WORK REQUIRED – Write out the listing below again, precisely as it is given.

Items from a figure collection –

■ ■ ■ ■

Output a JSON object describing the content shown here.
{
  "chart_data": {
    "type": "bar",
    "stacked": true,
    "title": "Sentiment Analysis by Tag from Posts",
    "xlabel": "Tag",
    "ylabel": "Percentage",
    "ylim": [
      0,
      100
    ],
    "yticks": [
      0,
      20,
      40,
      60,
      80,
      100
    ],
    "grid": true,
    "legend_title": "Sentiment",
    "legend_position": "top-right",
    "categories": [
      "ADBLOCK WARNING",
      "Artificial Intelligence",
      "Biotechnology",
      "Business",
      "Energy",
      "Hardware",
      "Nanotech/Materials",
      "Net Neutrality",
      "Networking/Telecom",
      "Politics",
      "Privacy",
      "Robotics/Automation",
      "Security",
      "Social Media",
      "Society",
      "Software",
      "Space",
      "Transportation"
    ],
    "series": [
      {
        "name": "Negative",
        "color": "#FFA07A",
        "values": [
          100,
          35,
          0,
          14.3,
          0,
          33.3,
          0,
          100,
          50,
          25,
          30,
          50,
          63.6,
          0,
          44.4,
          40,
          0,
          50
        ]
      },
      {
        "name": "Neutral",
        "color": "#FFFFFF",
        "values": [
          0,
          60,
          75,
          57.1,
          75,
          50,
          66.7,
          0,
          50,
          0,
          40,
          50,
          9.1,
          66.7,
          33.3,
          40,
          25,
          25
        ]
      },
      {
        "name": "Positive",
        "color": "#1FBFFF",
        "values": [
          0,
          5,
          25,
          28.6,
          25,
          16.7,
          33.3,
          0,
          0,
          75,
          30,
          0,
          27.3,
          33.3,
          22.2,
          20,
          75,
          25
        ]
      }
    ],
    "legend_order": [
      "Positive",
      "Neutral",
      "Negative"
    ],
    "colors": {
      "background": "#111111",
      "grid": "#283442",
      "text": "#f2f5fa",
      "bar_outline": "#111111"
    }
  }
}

■ ■ ■ ■

ANSWER TO THIS PROBLEM –
Output a JSON object describing the content shown here.
{
  "chart_data": {
    "type": "bar",
    "stacked": true,
    "title": "Sentiment Analysis by Tag from Posts",
    "xlabel": "Tag",
    "ylabel": "Percentage",
    "ylim": [
      0,
      100
    ],
    "yticks": [
      0,
      20,
      40,
      60,
      80,
      100
    ],
    "grid": true,
    "legend_title": "Sentiment",
    "legend_position": "top-right",
    "categories": [
      "ADBLOCK WARNING",
      "Artificial Intelligence",
      "Biotechnology",
      "Business",
      "Energy",
      "Hardware",
      "Nanotech/Materials",
      "Net Neutrality",
      "Networking/Telecom",
      "Politics",
      "Privacy",
      "Robotics/Automation",
      "Security",
      "Social Media",
      "Society",
      "Software",
      "Space",
      "Transportation"
    ],
    "series": [
      {
        "name": "Negative",
        "color": "#FFA07A",
        "values": [
          100,
          35,
          0,
          14.3,
          0,
          33.3,
          0,
          100,
          50,
          25,
          30,
          50,
          63.6,
          0,
          44.4,
          40,
          0,
          50
        ]
      },
      {
        "name": "Neutral",
        "color": "#FFFFFF",
        "values": [
          0,
          60,
          75,
          57.1,
          75,
          50,
          66.7,
          0,
          50,
          0,
          40,
          50,
          9.1,
          66.7,
          33.3,
          40,
          25,
          25
        ]
      },
      {
        "name": "Positive",
        "color": "#1FBFFF",
        "values": [
          0,
          5,
          25,
          28.6,
          25,
          16.7,
          33.3,
          0,
          0,
          75,
          30,
          0,
          27.3,
          33.3,
          22.2,
          20,
          75,
          25
        ]
      }
    ],
    "legend_order": [
      "Positive",
      "Neutral",
      "Negative"
    ],
    "colors": {
      "background": "#111111",
      "grid": "#283442",
      "text": "#f2f5fa",
      "bar_outline": "#111111"
    }
  }
}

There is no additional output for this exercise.